DIRECTIVES:
1 – In the forum thread about on-screen channel bugs, which channel does TNGTony believe was the first to use a bug?
2 – Please reproduce the passage of the forum thread about on-screen channel bugs between "I believe that" and "were watching TNT.", inclusive.
-- DOCUMENT start --
Steve, try pressing the "display" button on the remote. There is a way to get rid of the display on the sonys but it's not always apparant.

See ya
Tony


----------



## Nick (Apr 23, 2002)

DarrellP asserted: "...as more & more people are hooked up digitally that we do, indeed know what channel we are on."

Nick responded: Your logic escapes me. Are you implying that "we" don't know what channel we are on, 
therefor we need channel bugs? I HOPE you didn't tell NGC that.

Mark pipes up: NO, that's what THEY say Nick.

To which I now say: NO, Mark. That is what DarrellP said. NGC, in their email response, did NOT say that. Get your facts straight.


----------



## TNGTony (Mar 23, 2002)

Nick,

The entire reason for the bugs is so that people with diaries for ratings services always know what channel they are on. It really is.  As a side-effect, it helps stem some piracy. But that was not the reason why all the channels did this.

See ya
Tony


----------



## Mike123abc (Jul 19, 2002)

They could do like other stations... have a gold bug for like 30 seconds after the commercial break, then fade it to transparent rectangle. It is not rocket science after all.


----------



## Nick (Apr 23, 2002)

No, it's apparently a lot harder!


----------



## TNGTony (Mar 23, 2002)

Mark,

The reason for the bugs is NOT for pirates. At least not primarily. The reason the appeared in the first pace was to make sure that people with ratings diaries knew AT ALL TIMES what channel they were looking at. If a viewer doesn't know for certain on every cable system or OTA channel what channel they are looking at, they can't wright the channel name down in the diary. If they don't write the channel name in the diary, the channel gets lower ratings.

I believe that TNT was the first channel to begin doing the bug. When they did, their reported ratings jumped up significantly. It wasn't because they had more eye-balls, it was because the eyeballs they had reported they were watching TNT.

VERY FEW cable systems and OTA channels have an OSD.

See ya
Tony <----hates the bugs as much as anyone else here


----------



## ERSanders (Apr 24, 2002)

At least it looks like the responses are individualized, FWIW...

"Thank you for your letter, we take all correspondence very seriously.

We are currently reviewing our policy on our on-screen bug,

this feedback is extremely helpful.

It may seem odd that so many networks need the on-screen bugs, but

it is extremely important for new networks such as our own. There

are a vast amount of networks available and there is more confusion

than many viewers really think. Our own research shows that over 70%

of viewers think they watch National Geographic programming on the

Discovery Channel. While Discovery is a wonderful channel, they have

never in their 15+ year history aired a program produced by National Geographic.

We are just over 1 year old and many viewers don't even know we exist.
-- DOCUMENT end --
-- SUPPLIED RECORDS start --
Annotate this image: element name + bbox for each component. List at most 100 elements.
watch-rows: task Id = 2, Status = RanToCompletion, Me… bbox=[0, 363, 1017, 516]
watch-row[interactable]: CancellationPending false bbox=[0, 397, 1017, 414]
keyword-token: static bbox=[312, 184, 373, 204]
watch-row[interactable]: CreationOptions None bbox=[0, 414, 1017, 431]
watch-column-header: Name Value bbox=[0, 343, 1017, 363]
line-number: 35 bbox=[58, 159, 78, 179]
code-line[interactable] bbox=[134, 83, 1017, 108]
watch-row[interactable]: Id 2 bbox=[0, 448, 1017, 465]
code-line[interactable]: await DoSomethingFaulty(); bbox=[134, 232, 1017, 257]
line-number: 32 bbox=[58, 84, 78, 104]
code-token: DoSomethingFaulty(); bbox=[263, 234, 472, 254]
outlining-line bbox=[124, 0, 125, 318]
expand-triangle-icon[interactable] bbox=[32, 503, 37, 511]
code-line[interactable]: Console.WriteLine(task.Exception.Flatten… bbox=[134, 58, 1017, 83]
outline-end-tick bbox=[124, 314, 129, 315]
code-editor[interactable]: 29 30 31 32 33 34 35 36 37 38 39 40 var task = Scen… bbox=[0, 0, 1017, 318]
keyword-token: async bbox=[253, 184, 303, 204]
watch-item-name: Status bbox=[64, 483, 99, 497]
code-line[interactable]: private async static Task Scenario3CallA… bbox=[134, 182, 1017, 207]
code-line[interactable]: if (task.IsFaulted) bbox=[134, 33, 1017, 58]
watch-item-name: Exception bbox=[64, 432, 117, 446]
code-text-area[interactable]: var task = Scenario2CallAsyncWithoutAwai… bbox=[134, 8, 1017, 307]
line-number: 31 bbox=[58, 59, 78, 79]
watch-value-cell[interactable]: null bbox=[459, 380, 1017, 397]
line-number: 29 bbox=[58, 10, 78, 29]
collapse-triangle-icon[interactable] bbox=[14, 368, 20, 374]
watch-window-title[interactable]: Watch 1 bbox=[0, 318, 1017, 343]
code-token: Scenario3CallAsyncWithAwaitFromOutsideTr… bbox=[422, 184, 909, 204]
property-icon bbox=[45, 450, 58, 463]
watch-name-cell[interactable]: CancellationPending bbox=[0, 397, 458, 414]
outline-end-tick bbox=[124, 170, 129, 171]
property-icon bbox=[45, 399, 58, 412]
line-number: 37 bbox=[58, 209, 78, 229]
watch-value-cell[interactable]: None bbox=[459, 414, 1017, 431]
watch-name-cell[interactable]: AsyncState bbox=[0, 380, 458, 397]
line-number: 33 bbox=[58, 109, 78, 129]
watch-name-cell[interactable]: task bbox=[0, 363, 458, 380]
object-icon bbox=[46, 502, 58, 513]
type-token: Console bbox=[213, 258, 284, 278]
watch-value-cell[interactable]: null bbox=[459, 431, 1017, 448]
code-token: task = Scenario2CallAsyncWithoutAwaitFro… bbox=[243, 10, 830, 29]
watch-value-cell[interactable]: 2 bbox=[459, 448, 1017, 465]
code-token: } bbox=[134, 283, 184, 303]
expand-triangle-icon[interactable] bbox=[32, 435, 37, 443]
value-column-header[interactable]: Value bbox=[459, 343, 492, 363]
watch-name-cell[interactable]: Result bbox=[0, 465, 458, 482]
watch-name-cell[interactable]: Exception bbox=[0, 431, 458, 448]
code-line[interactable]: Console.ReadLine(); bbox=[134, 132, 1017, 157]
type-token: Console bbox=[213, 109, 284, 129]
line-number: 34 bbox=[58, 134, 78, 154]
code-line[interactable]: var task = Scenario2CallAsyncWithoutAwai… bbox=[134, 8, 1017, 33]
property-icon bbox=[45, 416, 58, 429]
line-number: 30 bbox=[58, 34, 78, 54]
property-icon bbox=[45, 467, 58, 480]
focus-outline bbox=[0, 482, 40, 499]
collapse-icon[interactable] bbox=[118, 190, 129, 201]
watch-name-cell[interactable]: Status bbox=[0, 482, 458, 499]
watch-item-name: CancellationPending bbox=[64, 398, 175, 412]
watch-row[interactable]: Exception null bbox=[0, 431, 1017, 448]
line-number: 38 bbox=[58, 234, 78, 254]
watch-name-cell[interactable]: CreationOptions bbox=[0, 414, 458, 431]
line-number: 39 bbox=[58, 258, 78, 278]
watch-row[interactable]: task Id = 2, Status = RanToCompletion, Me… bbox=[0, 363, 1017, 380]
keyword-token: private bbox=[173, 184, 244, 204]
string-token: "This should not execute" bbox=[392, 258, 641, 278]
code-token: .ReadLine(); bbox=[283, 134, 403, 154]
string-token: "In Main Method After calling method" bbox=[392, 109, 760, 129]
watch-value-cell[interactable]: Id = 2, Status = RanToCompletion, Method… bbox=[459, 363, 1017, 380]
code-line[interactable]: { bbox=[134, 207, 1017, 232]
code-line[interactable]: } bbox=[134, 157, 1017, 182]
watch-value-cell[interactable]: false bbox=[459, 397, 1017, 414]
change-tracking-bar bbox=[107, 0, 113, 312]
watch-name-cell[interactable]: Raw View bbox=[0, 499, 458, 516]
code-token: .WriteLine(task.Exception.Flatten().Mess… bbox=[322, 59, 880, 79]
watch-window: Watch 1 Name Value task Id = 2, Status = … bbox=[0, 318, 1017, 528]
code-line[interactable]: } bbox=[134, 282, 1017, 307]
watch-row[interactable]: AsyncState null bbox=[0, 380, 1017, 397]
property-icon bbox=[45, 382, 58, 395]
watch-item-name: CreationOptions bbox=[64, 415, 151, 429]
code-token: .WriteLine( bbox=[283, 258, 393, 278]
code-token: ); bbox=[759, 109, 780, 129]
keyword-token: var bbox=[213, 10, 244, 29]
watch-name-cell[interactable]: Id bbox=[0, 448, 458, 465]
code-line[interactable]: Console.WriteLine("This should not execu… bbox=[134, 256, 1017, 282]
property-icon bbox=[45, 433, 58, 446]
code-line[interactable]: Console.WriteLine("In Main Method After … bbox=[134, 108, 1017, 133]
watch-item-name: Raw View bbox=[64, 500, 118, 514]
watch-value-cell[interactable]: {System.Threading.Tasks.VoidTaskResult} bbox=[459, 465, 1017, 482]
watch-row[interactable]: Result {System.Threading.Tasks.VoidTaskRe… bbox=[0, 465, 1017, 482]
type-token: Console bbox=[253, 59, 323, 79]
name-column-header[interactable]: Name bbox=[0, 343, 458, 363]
-- SUPPLIED RECORDS end --
SOLVED TASKS:
1 – TNT

2 –
I believe that TNT was the first channel to begin doing the bug. When they did, their reported ratings jumped up significantly. It wasn't because they had more eye-balls, it was because the eyeballs they had reported they were watching TNT.